== Dataset rows ==
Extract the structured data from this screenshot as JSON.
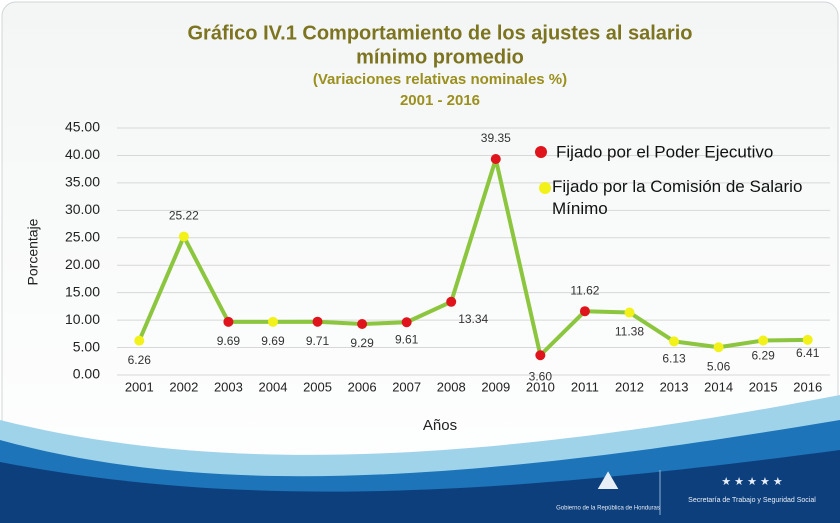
{
  "chart_data": {
    "type": "line",
    "title": "Gráfico IV.1 Comportamiento de los ajustes al salario",
    "title_line2": "mínimo promedio",
    "subtitle": "(Variaciones relativas nominales %)",
    "period": "2001 - 2016",
    "x_label": "Años",
    "y_label": "Porcentaje",
    "categories": [
      "2001",
      "2002",
      "2003",
      "2004",
      "2005",
      "2006",
      "2007",
      "2008",
      "2009",
      "2010",
      "2011",
      "2012",
      "2013",
      "2014",
      "2015",
      "2016"
    ],
    "values": [
      6.26,
      25.22,
      9.69,
      9.69,
      9.71,
      9.29,
      9.61,
      13.34,
      39.35,
      3.6,
      11.62,
      11.38,
      6.13,
      5.06,
      6.29,
      6.41
    ],
    "value_labels": [
      "6.26",
      "25.22",
      "9.69",
      "9.69",
      "9.71",
      "9.29",
      "9.61",
      "13.34",
      "39.35",
      "3.60",
      "11.62",
      "11.38",
      "6.13",
      "5.06",
      "6.29",
      "6.41"
    ],
    "color": "#8cc63e",
    "legend": [
      {
        "name": "Fijado por el Poder Ejecutivo",
        "color": "#e0141c"
      },
      {
        "name": "Fijado por la Comisión de Salario Mínimo",
        "color": "#f2f21a"
      }
    ],
    "marker_legend": [
      1,
      1,
      0,
      1,
      0,
      0,
      0,
      0,
      0,
      0,
      0,
      1,
      1,
      1,
      1,
      1
    ],
    "ylim": [
      0,
      45
    ],
    "yticks": [
      {
        "value": 0,
        "label": "0.00"
      },
      {
        "value": 5,
        "label": "5.00"
      },
      {
        "value": 10,
        "label": "10.00"
      },
      {
        "value": 15,
        "label": "15.00"
      },
      {
        "value": 20,
        "label": "20.00"
      },
      {
        "value": 25,
        "label": "25.00"
      },
      {
        "value": 30,
        "label": "30.00"
      },
      {
        "value": 35,
        "label": "35.00"
      },
      {
        "value": 40,
        "label": "40.00"
      },
      {
        "value": 45,
        "label": "45.00"
      }
    ],
    "grid": true
  },
  "footer": {
    "left": "Gobierno de la República de Honduras",
    "right": "Secretaría de Trabajo y Seguridad Social"
  }
}
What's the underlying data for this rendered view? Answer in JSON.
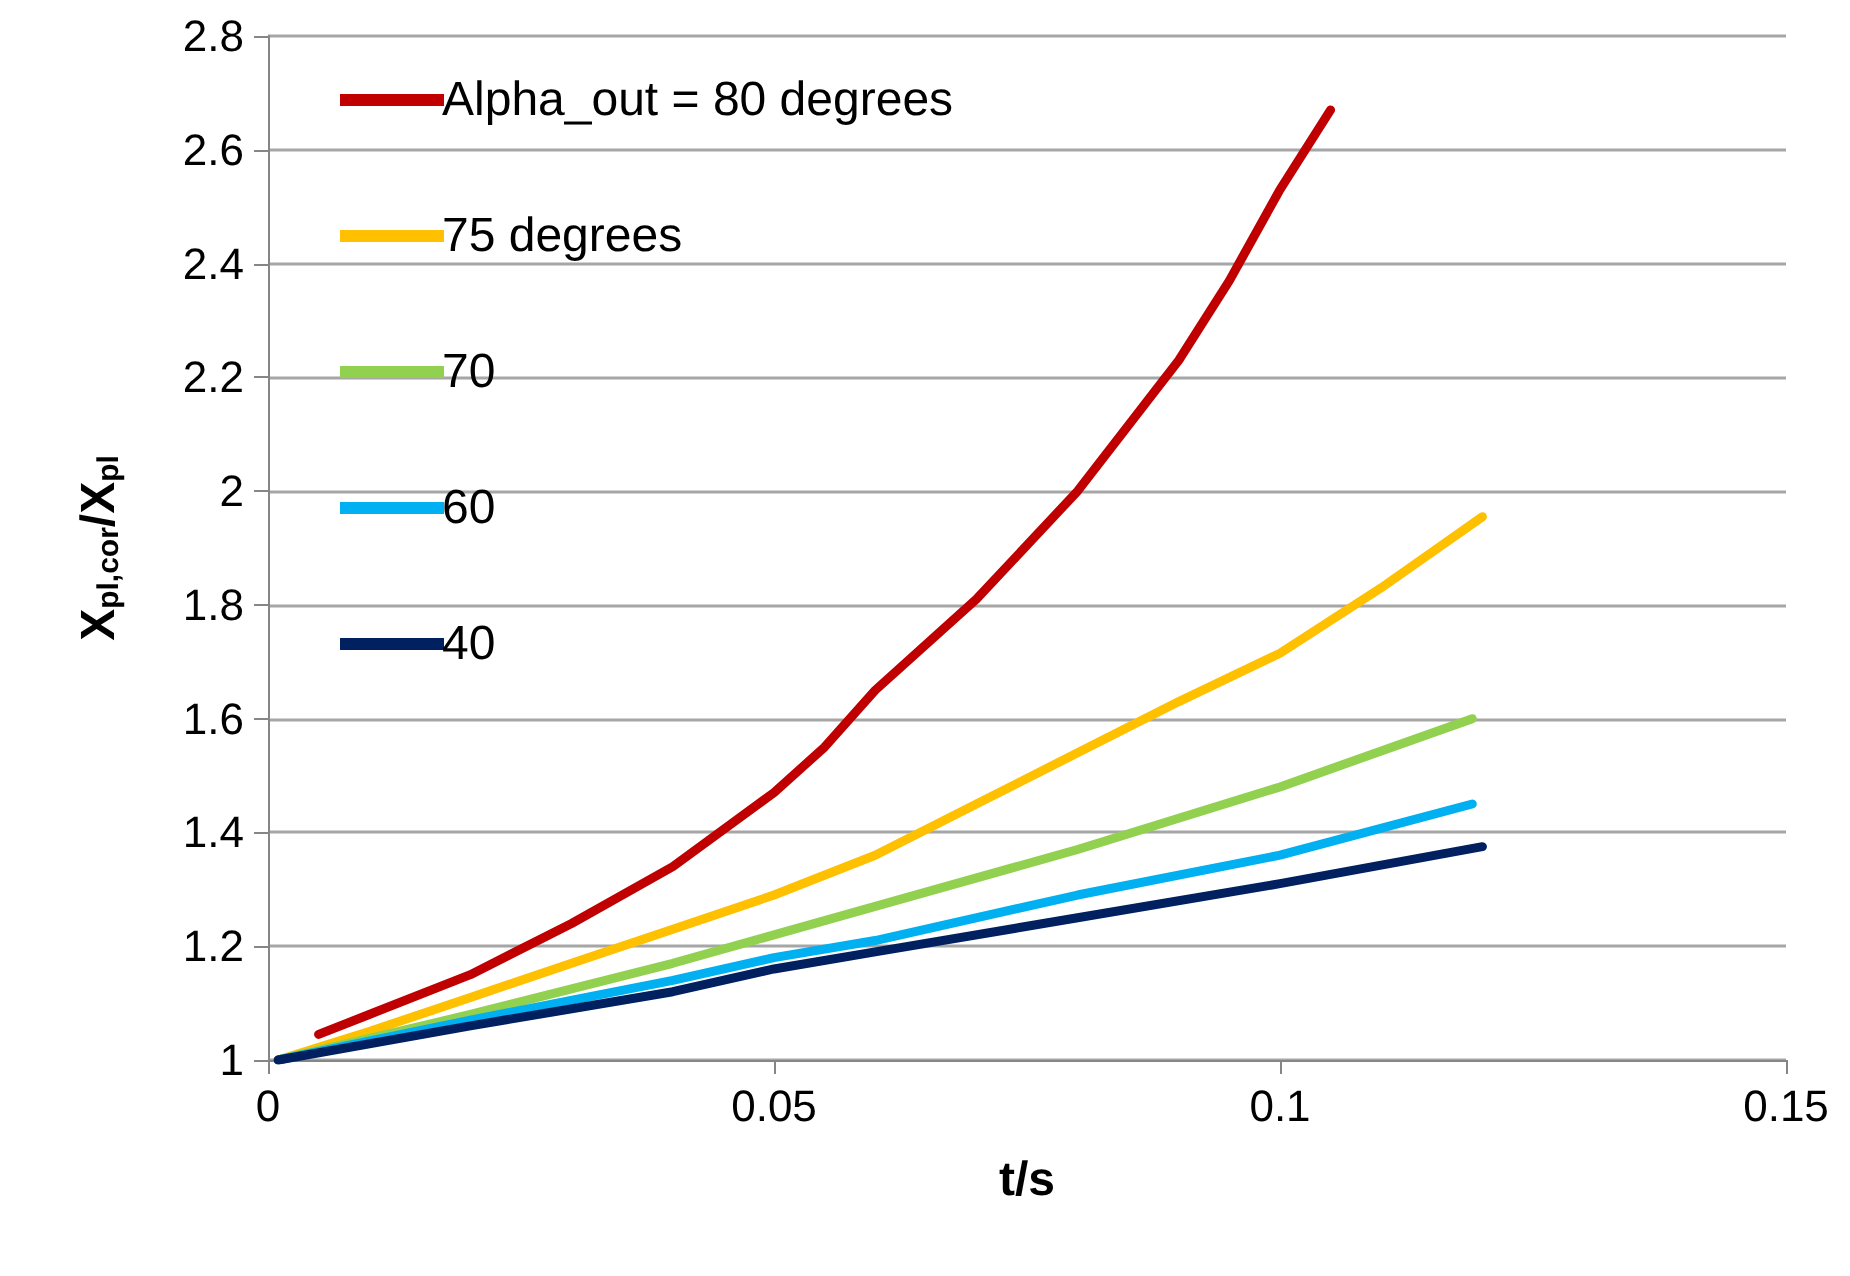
{
  "chart_data": {
    "type": "line",
    "xlabel": "t/s",
    "ylabel": "X$_{pl,cor}$/X$_{pl}$",
    "xlim": [
      0,
      0.15
    ],
    "xticks": [
      0,
      0.05,
      0.1,
      0.15
    ],
    "ylim": [
      1,
      2.8
    ],
    "yticks": [
      1,
      1.2,
      1.4,
      1.6,
      1.8,
      2,
      2.2,
      2.4,
      2.6,
      2.8
    ],
    "grid": "y",
    "legend": "top left",
    "marker": "none",
    "line_style": "solid",
    "series": [
      {
        "name": "Alpha_out = 80 degrees",
        "color": "#c00000",
        "x": [
          0.005,
          0.01,
          0.02,
          0.03,
          0.04,
          0.05,
          0.055,
          0.06,
          0.07,
          0.08,
          0.09,
          0.095,
          0.1,
          0.105
        ],
        "values": [
          1.045,
          1.08,
          1.15,
          1.24,
          1.34,
          1.47,
          1.55,
          1.65,
          1.81,
          2.0,
          2.23,
          2.37,
          2.53,
          2.67
        ]
      },
      {
        "name": "75 degrees",
        "color": "#ffc000",
        "x": [
          0.001,
          0.01,
          0.02,
          0.03,
          0.04,
          0.05,
          0.06,
          0.07,
          0.08,
          0.09,
          0.1,
          0.11,
          0.12
        ],
        "values": [
          1.0,
          1.05,
          1.11,
          1.17,
          1.23,
          1.29,
          1.36,
          1.45,
          1.54,
          1.63,
          1.715,
          1.83,
          1.955
        ]
      },
      {
        "name": "70",
        "color": "#92d050",
        "x": [
          0.001,
          0.02,
          0.04,
          0.05,
          0.06,
          0.08,
          0.1,
          0.119
        ],
        "values": [
          1.0,
          1.08,
          1.17,
          1.22,
          1.27,
          1.37,
          1.48,
          1.6
        ]
      },
      {
        "name": "60",
        "color": "#00b0f0",
        "x": [
          0.001,
          0.02,
          0.04,
          0.05,
          0.06,
          0.08,
          0.1,
          0.119
        ],
        "values": [
          1.0,
          1.07,
          1.14,
          1.18,
          1.21,
          1.29,
          1.36,
          1.45
        ]
      },
      {
        "name": "40",
        "color": "#002060",
        "x": [
          0.001,
          0.02,
          0.04,
          0.05,
          0.06,
          0.08,
          0.1,
          0.12
        ],
        "values": [
          1.0,
          1.06,
          1.12,
          1.16,
          1.19,
          1.25,
          1.31,
          1.375
        ]
      }
    ]
  }
}
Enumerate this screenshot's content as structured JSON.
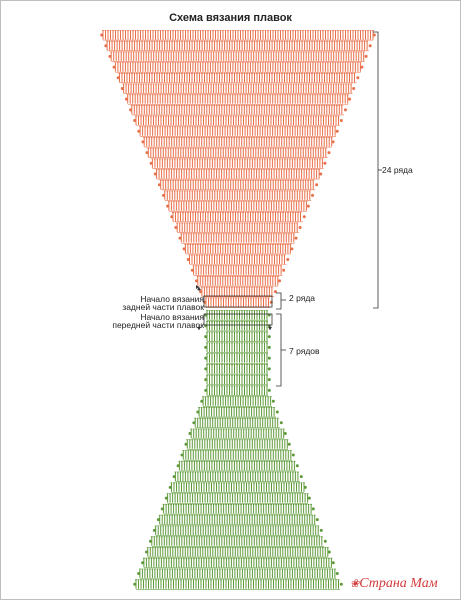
{
  "title": "Схема вязания плавок",
  "labels": {
    "rows_24": "24 ряда",
    "rows_2": "2 ряда",
    "rows_7": "7 рядов",
    "start_back_1": "Начало вязания",
    "start_back_2": "задней части плавок",
    "start_front_1": "Начало вязания",
    "start_front_2": "передней части плавок"
  },
  "watermark": "Страна Мам",
  "colors": {
    "back": "#e8704a",
    "front": "#5f9a3a",
    "marks": "#333333"
  }
}
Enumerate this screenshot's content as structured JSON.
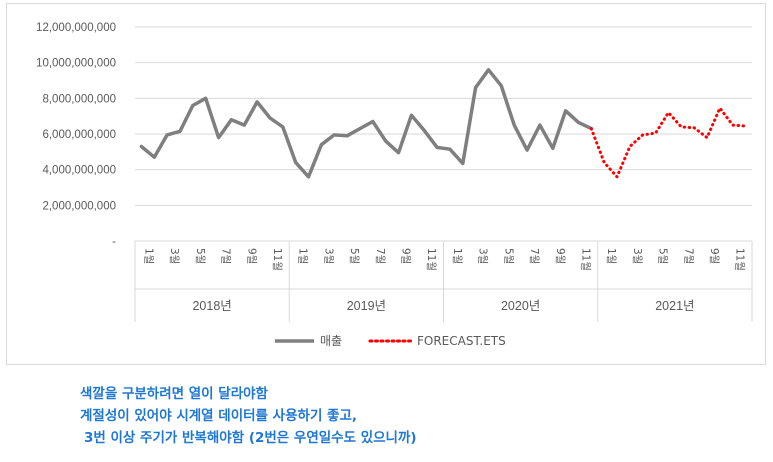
{
  "chart_data": {
    "type": "line",
    "y_ticks": [
      "12,000,000,000",
      "10,000,000,000",
      "8,000,000,000",
      "6,000,000,000",
      "4,000,000,000",
      "2,000,000,000",
      "-"
    ],
    "ylim": [
      0,
      12000000000
    ],
    "grid": true,
    "legend_position": "bottom",
    "years": [
      "2018년",
      "2019년",
      "2020년",
      "2021년"
    ],
    "month_labels": [
      "1월",
      "3월",
      "5월",
      "7월",
      "9월",
      "11월"
    ],
    "series": [
      {
        "name": "매출",
        "color": "#7f7f7f",
        "style": "solid",
        "start_index": 0,
        "values": [
          5300000000,
          4700000000,
          5950000000,
          6150000000,
          7600000000,
          8000000000,
          5800000000,
          6800000000,
          6500000000,
          7800000000,
          6900000000,
          6400000000,
          4400000000,
          3600000000,
          5400000000,
          5950000000,
          5900000000,
          6300000000,
          6700000000,
          5600000000,
          4950000000,
          7050000000,
          6200000000,
          5250000000,
          5150000000,
          4350000000,
          8600000000,
          9600000000,
          8700000000,
          6500000000,
          5100000000,
          6500000000,
          5200000000,
          7300000000,
          6650000000,
          6300000000
        ]
      },
      {
        "name": "FORECAST.ETS",
        "color": "#ff0000",
        "style": "dotted",
        "start_index": 35,
        "values": [
          6300000000,
          4400000000,
          3600000000,
          5300000000,
          5950000000,
          6050000000,
          7200000000,
          6400000000,
          6350000000,
          5800000000,
          7450000000,
          6500000000,
          6450000000
        ]
      }
    ]
  },
  "notes": [
    "색깔을 구분하려면 열이 달라야함",
    "계절성이 있어야 시계열 데이터를 사용하기 좋고,",
    "3번 이상 주기가 반복해야함 (2번은 우연일수도 있으니까)"
  ]
}
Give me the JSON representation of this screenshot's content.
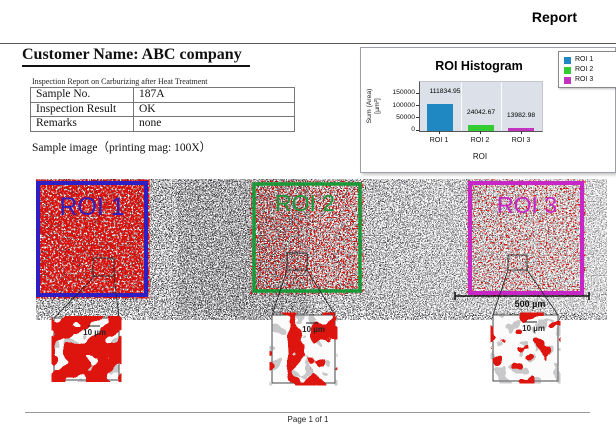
{
  "page": {
    "report_label": "Report",
    "footer": "Page 1 of 1"
  },
  "header": {
    "customer_name": "Customer Name: ABC company",
    "subtitle": "Inspection Report on Carburizing after Heat Treatment"
  },
  "info_table": {
    "rows": [
      {
        "label": "Sample No.",
        "value": "187A"
      },
      {
        "label": "Inspection Result",
        "value": "OK"
      },
      {
        "label": "Remarks",
        "value": "none"
      }
    ]
  },
  "sample_image": {
    "caption": "Sample image（printing mag: 100X）",
    "rois": [
      {
        "label": "ROI 1",
        "color": "#2d1fc4"
      },
      {
        "label": "ROI 2",
        "color": "#189a38"
      },
      {
        "label": "ROI 3",
        "color": "#c627c6"
      }
    ],
    "scale_bar": "500 µm",
    "inset_scale": "10 µm",
    "particle_color": "#dd1410"
  },
  "chart_data": {
    "type": "bar",
    "title": "ROI Histogram",
    "categories": [
      "ROI 1",
      "ROI 2",
      "ROI 3"
    ],
    "values": [
      111834.95,
      24042.67,
      13982.98
    ],
    "value_labels": [
      "111834.95",
      "24042.67",
      "13982.98"
    ],
    "colors": [
      "#1f88c2",
      "#33cc33",
      "#c233c2"
    ],
    "legend": [
      "ROI 1",
      "ROI 2",
      "ROI 3"
    ],
    "legend_position": "top-right",
    "xlabel": "ROI",
    "ylabel": "Sum (Area) [µm²]",
    "ylim": [
      0,
      200000
    ],
    "yticks": [
      0,
      50000,
      100000,
      150000
    ],
    "grid": false
  }
}
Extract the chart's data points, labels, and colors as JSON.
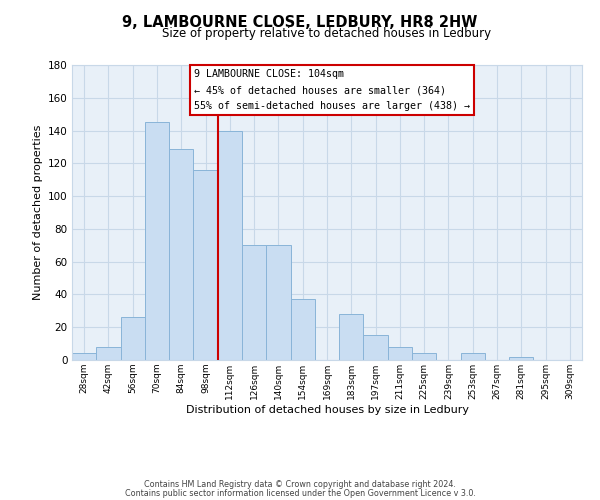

== Work required ==
In the entries above, how many lines contain the word "this"? Answer with the number only.

== Exercise output ==
5